**Directions**. Count only the lines of the records that hold "ready", then give the number without any other words.
Available data start
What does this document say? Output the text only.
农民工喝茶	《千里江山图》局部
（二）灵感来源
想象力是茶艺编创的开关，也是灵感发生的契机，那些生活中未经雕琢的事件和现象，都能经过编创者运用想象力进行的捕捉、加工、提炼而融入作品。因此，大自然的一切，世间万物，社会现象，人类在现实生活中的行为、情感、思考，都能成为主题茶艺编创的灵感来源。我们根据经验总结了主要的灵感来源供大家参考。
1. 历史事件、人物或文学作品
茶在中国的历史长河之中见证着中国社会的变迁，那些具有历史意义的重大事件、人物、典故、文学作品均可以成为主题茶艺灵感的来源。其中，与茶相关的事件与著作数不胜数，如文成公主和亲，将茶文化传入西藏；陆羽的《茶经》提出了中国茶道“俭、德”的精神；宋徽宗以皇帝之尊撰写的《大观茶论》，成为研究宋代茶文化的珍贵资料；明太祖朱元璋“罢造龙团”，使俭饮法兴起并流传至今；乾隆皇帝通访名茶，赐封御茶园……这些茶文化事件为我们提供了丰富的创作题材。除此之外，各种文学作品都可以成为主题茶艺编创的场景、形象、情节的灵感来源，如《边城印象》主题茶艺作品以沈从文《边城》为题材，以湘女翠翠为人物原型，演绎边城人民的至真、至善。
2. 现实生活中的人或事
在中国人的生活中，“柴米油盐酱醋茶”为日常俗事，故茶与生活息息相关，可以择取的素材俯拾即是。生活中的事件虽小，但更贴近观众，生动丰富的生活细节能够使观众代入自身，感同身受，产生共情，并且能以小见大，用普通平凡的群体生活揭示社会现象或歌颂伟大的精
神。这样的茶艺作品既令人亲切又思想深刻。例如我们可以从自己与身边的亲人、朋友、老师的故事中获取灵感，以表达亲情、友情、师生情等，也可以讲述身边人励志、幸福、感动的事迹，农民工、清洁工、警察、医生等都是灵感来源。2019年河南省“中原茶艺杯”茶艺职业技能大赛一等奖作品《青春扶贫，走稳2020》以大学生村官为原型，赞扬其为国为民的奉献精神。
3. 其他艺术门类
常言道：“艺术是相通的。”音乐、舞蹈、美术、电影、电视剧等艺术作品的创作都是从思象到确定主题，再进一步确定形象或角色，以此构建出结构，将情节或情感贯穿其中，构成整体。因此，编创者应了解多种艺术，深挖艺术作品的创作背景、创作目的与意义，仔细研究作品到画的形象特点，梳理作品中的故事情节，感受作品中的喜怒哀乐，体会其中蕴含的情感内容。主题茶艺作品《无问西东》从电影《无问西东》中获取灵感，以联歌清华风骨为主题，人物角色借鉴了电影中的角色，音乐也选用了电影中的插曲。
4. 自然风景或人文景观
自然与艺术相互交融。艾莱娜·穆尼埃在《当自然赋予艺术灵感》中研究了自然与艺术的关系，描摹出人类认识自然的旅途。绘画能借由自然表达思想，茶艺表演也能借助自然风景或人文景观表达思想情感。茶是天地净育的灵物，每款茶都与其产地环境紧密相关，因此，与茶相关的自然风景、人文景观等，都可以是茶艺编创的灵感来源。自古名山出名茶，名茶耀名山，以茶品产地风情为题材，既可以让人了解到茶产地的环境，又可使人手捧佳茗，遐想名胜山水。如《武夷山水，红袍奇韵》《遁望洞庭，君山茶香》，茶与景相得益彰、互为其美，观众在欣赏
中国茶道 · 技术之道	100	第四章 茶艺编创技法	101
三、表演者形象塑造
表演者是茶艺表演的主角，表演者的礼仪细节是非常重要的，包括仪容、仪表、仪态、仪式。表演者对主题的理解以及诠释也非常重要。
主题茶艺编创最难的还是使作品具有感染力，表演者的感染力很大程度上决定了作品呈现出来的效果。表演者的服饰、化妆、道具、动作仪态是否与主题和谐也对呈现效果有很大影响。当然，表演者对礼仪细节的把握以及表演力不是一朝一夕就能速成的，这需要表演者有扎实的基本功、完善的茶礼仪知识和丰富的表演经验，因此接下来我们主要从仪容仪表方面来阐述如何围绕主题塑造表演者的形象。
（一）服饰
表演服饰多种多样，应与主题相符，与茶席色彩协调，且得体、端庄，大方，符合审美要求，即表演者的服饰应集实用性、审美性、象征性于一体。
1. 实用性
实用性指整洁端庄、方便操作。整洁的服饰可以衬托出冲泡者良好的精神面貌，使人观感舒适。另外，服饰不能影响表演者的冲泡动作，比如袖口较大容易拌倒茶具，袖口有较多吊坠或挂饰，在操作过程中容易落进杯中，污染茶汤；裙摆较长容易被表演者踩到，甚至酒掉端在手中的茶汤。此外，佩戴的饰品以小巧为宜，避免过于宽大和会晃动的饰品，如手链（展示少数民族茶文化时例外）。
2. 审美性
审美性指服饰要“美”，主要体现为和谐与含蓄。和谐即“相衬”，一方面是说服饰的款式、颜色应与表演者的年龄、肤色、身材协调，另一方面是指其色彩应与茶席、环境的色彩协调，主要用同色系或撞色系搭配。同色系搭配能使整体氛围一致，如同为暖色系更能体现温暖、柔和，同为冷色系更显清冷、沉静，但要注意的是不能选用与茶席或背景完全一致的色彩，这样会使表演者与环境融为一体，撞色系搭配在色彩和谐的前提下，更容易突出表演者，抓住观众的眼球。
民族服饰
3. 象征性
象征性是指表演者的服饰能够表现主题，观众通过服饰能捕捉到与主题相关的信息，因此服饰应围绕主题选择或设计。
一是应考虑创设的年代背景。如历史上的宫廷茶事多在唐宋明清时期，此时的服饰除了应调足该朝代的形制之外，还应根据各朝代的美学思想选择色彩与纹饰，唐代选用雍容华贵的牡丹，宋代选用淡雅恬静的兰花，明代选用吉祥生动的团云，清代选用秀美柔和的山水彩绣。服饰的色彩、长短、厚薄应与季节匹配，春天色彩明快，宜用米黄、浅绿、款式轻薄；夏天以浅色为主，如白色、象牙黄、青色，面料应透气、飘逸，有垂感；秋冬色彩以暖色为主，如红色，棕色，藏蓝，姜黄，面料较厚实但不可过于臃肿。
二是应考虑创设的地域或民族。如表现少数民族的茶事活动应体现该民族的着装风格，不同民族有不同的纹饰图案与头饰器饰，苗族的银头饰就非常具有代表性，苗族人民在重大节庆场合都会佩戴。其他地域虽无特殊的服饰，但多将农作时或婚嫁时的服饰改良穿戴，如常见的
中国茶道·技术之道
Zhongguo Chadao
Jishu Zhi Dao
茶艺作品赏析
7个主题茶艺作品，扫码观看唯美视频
Available data end
Available data start
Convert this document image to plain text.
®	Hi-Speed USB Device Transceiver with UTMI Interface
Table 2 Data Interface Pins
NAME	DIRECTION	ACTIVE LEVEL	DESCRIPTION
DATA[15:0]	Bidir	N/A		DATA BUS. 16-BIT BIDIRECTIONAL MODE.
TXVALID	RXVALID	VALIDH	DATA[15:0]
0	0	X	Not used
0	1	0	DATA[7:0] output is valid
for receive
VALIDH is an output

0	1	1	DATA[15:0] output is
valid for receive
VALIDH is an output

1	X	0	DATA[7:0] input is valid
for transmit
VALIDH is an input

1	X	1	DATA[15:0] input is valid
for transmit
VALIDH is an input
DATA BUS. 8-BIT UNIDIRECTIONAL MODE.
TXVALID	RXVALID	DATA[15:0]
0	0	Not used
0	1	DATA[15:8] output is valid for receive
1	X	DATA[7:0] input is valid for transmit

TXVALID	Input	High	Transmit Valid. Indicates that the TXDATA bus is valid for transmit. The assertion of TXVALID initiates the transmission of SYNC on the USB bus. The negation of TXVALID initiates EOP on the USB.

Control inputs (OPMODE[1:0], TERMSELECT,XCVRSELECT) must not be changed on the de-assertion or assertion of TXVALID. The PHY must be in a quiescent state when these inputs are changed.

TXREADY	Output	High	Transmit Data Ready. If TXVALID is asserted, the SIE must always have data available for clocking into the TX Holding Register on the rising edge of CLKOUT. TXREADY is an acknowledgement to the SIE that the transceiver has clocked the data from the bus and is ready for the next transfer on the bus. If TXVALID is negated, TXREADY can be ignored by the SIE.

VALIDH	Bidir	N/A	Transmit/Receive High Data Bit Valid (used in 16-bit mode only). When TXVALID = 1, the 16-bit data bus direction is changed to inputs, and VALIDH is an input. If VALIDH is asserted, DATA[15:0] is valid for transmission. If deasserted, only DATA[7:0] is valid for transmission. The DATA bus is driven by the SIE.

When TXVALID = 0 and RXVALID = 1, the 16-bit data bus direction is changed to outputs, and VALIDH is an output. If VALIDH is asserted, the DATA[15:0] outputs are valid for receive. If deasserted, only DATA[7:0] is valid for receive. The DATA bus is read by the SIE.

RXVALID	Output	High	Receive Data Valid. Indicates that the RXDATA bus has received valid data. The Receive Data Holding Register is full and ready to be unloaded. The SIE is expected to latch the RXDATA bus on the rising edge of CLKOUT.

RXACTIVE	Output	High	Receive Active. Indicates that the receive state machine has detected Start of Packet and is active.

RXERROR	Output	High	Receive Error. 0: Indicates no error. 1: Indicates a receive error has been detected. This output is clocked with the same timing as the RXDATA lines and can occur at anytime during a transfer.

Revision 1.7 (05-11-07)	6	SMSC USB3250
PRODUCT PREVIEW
Available data end
Available data start
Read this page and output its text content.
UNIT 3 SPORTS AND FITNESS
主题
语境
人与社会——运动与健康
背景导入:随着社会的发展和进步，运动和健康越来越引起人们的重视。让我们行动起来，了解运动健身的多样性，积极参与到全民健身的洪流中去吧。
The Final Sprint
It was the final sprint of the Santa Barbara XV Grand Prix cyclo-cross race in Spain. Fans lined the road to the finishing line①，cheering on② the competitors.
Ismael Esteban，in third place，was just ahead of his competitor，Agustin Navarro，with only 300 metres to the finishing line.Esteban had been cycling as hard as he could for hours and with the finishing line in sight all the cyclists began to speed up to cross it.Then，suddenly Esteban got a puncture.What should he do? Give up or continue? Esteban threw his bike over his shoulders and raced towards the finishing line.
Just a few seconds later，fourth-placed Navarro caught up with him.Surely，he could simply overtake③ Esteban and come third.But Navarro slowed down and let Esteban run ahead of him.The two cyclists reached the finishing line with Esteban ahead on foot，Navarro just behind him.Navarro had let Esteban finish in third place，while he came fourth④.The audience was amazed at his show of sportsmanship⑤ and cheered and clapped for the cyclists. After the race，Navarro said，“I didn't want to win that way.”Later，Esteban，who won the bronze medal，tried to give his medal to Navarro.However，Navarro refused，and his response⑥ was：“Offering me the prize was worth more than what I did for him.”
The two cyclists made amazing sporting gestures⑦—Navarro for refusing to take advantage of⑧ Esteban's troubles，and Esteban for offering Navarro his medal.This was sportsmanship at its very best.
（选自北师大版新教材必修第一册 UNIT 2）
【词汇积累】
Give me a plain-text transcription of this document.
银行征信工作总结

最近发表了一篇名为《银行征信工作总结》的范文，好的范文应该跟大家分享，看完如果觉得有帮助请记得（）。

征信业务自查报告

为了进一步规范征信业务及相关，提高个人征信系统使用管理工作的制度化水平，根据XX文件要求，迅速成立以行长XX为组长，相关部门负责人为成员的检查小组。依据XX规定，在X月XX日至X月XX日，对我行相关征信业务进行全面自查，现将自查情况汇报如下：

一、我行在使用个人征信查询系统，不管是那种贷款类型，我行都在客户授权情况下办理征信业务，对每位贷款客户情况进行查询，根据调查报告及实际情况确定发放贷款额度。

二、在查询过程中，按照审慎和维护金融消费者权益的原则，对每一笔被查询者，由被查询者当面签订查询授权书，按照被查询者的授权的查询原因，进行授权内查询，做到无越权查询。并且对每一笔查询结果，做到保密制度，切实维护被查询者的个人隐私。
Available data end
**Written solution**. 2